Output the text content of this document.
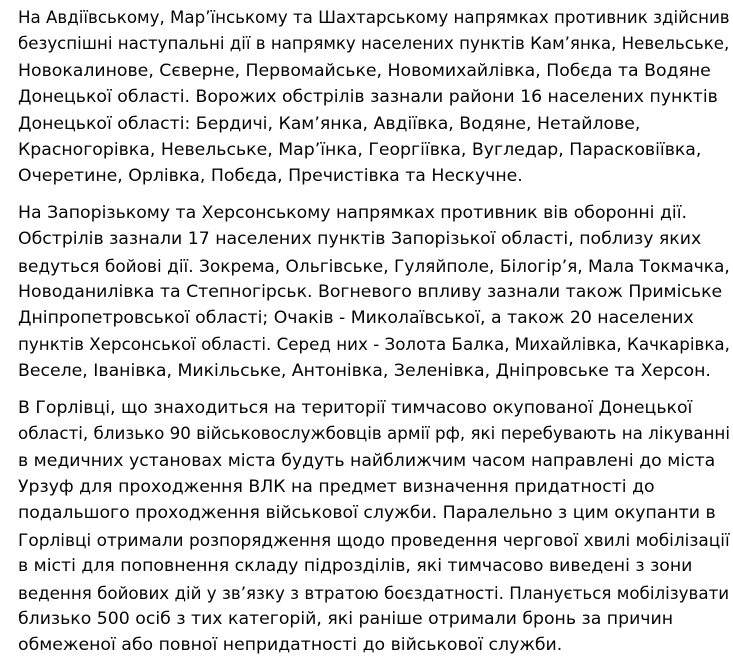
На Авдіївському, Мар’їнському та Шахтарському напрямках противник здійснив
безуспішні наступальні дії в напрямку населених пунктів Кам’янка, Невельське,
Новокалинове, Сєверне, Первомайське, Новомихайлівка, Побєда та Водяне
Донецької області. Ворожих обстрілів зазнали райони 16 населених пунктів
Донецької області: Бердичі, Кам’янка, Авдіївка, Водяне, Нетайлове,
Красногорівка, Невельське, Мар’їнка, Георгіївка, Вугледар, Парасковіївка,
Очеретине, Орлівка, Побєда, Пречистівка та Нескучне.
На Запорізькому та Херсонському напрямках противник вів оборонні дії.
Обстрілів зазнали 17 населених пунктів Запорізької області, поблизу яких
ведуться бойові дії. Зокрема, Ольгівське, Гуляйполе, Білогір’я, Мала Токмачка,
Новоданилівка та Степногірськ. Вогневого впливу зазнали також Примiське
Дніпропетровської області; Очаків - Миколаївської, а також 20 населених
пунктів Херсонської області. Серед них - Золота Балка, Михайлівка, Качкарівка,
Веселе, Іванівка, Микільське, Антонівка, Зеленівка, Дніпровське та Херсон.
В Горлівці, що знаходиться на території тимчасово окупованої Донецької
області, близько 90 військовослужбовців армії рф, які перебувають на лікуванні
в медичних установах міста будуть найближчим часом направлені до міста
Урзуф для проходження ВЛК на предмет визначення придатності до
подальшого проходження військової служби. Паралельно з цим окупанти в
Горлівці отримали розпорядження щодо проведення чергової хвилі мобілізації
в місті для поповнення складу підрозділів, які тимчасово виведені з зони
ведення бойових дій у зв’язку з втратою боєздатності. Планується мобілізувати
близько 500 осіб з тих категорій, які раніше отримали бронь за причин
обмеженої або повної непридатності до військової служби.
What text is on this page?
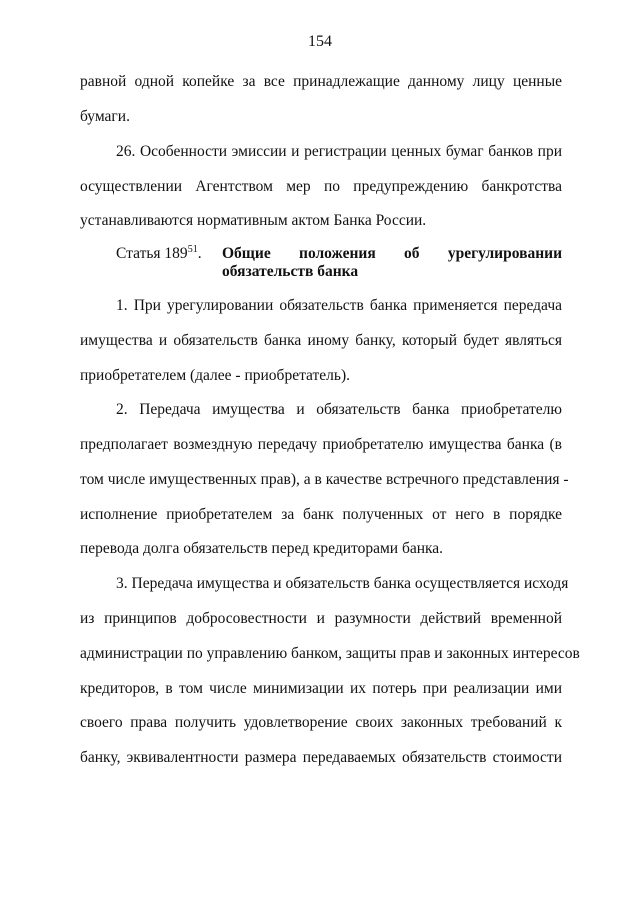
154
равной одной копейке за все принадлежащие данному лицу ценные
бумаги.
26. Особенности эмиссии и регистрации ценных бумаг банков при
осуществлении Агентством мер по предупреждению банкротства
устанавливаются нормативным актом Банка России.
1. При урегулировании обязательств банка применяется передача
имущества и обязательств банка иному банку, который будет являться
приобретателем (далее - приобретатель).
2. Передача имущества и обязательств банка приобретателю
предполагает возмездную передачу приобретателю имущества банка (в
том числе имущественных прав), а в качестве встречного представления -
исполнение приобретателем за банк полученных от него в порядке
перевода долга обязательств перед кредиторами банка.
3. Передача имущества и обязательств банка осуществляется исходя
из принципов добросовестности и разумности действий временной
администрации по управлению банком, защиты прав и законных интересов
кредиторов, в том числе минимизации их потерь при реализации ими
своего права получить удовлетворение своих законных требований к
банку, эквивалентности размера передаваемых обязательств стоимости
Статья $189^{51}$. Общие положения об урегулировании
обязательств банка
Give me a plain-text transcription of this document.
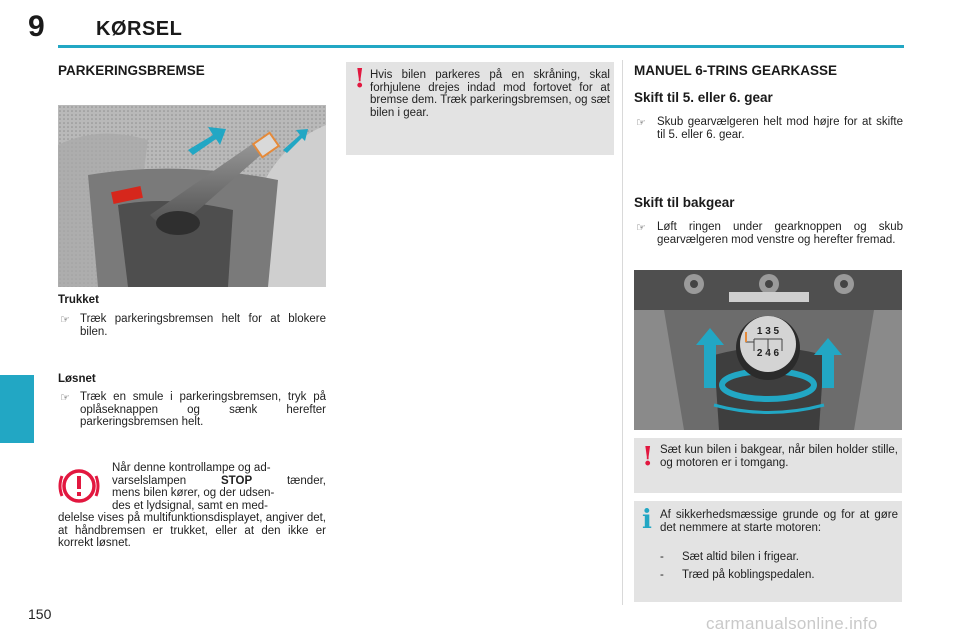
9	KØRSEL
PARKERINGSBREMSE
Trukket
☞ Træk parkeringsbremsen helt for at blokere bilen.
Løsnet
☞ Træk en smule i parkeringsbremsen, tryk på oplåseknappen og sænk herefter parkeringsbremsen helt.
Når denne kontrollampe og ad-
varselslampen	STOP	tænder,
mens bilen kører, og der udsen-
des et lydsignal, samt en med-
delelse vises på multifunktionsdisplayet, angiver det, at håndbremsen er trukket, eller at den ikke er korrekt løsnet.
! Hvis bilen parkeres på en skråning, skal forhjulene drejes indad mod fortovet for at bremse dem. Træk parkeringsbremsen, og sæt bilen i gear.
MANUEL 6-TRINS GEARKASSE
Skift til 5. eller 6. gear
☞ Skub gearvælgeren helt mod højre for at skifte til 5. eller 6. gear.
Skift til bakgear
☞ Løft ringen under gearknoppen og skub gearvælgeren mod venstre og herefter fremad.
1 3 5
2 4 6
! Sæt kun bilen i bakgear, når bilen holder stille, og motoren er i tomgang.
i Af sikkerhedsmæssige grunde og for at gøre det nemmere at starte motoren:
- Sæt altid bilen i frigear.
- Træd på koblingspedalen.
150	carmanualsonline.info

_____

• WHAT THIS TASK INVOLVES
Exactly how many lines in the data above contain the word "приобретателю"? Respond with the number and nothing more.

• RESULT
2